■ Rows:
((
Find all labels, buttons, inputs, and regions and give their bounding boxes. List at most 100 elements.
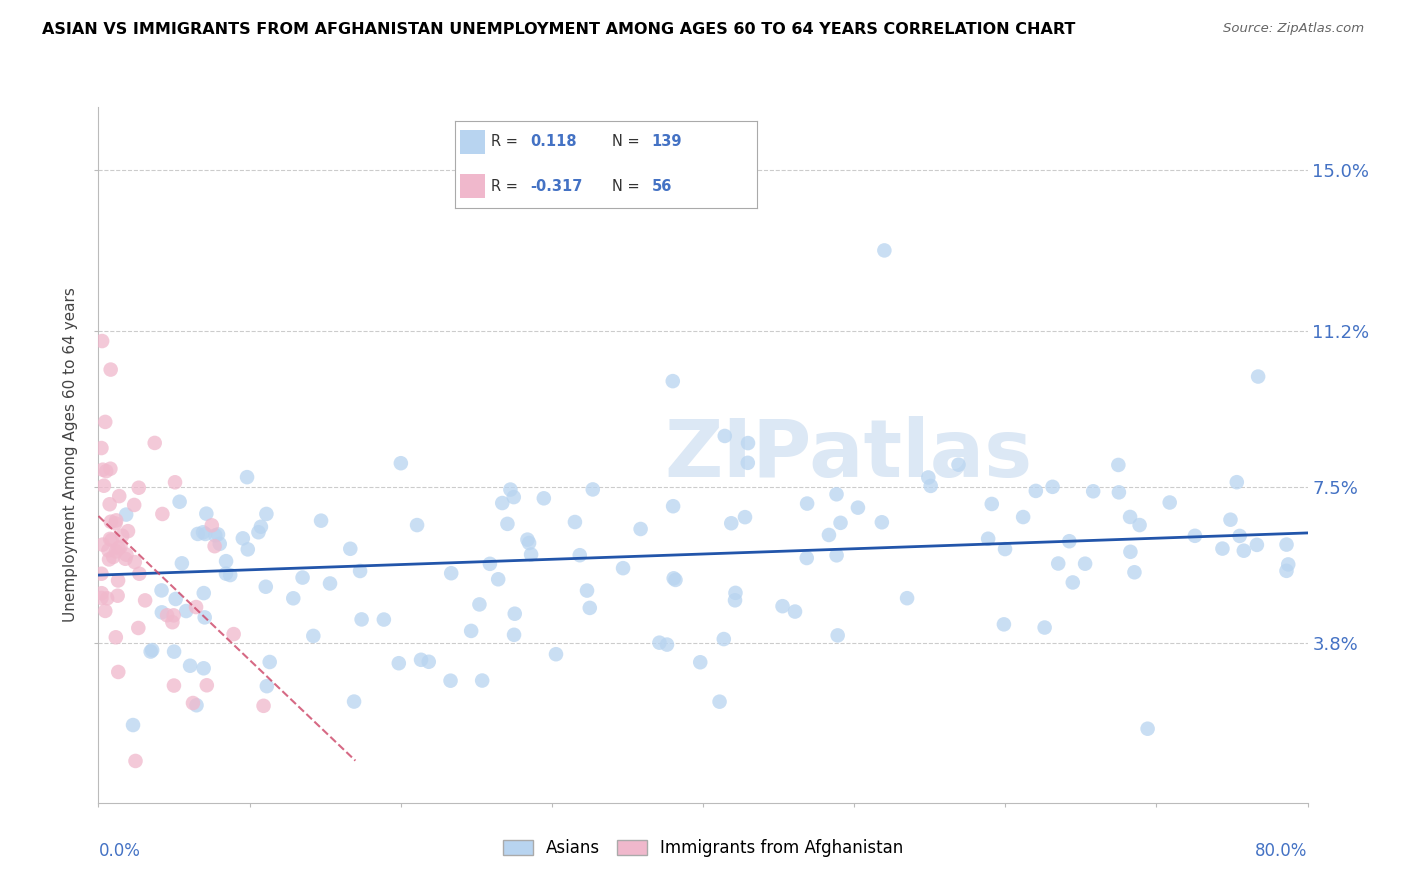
))
((
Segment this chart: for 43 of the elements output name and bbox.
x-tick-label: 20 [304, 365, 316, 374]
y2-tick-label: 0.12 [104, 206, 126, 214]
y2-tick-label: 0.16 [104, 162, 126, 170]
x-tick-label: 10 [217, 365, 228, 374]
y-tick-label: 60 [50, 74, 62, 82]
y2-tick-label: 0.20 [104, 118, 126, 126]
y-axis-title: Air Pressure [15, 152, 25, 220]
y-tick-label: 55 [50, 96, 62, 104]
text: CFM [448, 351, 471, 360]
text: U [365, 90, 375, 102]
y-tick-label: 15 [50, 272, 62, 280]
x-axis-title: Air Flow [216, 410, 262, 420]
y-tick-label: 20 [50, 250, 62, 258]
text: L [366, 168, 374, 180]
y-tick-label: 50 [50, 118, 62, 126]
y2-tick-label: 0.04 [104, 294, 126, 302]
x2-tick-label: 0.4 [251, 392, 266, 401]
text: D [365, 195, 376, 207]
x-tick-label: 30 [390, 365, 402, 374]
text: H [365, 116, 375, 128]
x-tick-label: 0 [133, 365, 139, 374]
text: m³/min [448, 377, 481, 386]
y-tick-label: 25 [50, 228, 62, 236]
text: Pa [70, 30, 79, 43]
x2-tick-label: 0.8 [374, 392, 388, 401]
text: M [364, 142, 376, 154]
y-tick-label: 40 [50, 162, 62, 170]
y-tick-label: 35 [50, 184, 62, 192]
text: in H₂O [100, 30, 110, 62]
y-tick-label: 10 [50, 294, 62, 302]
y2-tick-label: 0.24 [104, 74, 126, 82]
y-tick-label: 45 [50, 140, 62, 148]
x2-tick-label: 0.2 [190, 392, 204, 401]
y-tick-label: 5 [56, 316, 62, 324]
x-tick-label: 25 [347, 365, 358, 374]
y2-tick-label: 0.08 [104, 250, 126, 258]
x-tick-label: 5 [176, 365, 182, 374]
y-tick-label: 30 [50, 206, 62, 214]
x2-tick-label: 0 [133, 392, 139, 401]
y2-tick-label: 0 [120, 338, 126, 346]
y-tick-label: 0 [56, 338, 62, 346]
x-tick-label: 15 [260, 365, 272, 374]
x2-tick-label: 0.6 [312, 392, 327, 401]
))
■ Stated problem: Starting with the entry containing "Segment this chart: for" above and going on through the one containing "x-axis-title: Air Flow [216, 410, 262, 420]", write those entries out again, switching "Air Pressure" to "Static Pressure" and leaving everything else unchanged.

■ Result:
Segment this chart: for 43 of the elements output name and bbox.
x-tick-label: 20 [304, 365, 316, 374]
y2-tick-label: 0.12 [104, 206, 126, 214]
y2-tick-label: 0.16 [104, 162, 126, 170]
x-tick-label: 10 [217, 365, 228, 374]
y-tick-label: 60 [50, 74, 62, 82]
y2-tick-label: 0.20 [104, 118, 126, 126]
y-axis-title: Static Pressure [15, 152, 25, 220]
y-tick-label: 55 [50, 96, 62, 104]
text: CFM [448, 351, 471, 360]
text: U [365, 90, 375, 102]
y-tick-label: 15 [50, 272, 62, 280]
x-axis-title: Air Flow [216, 410, 262, 420]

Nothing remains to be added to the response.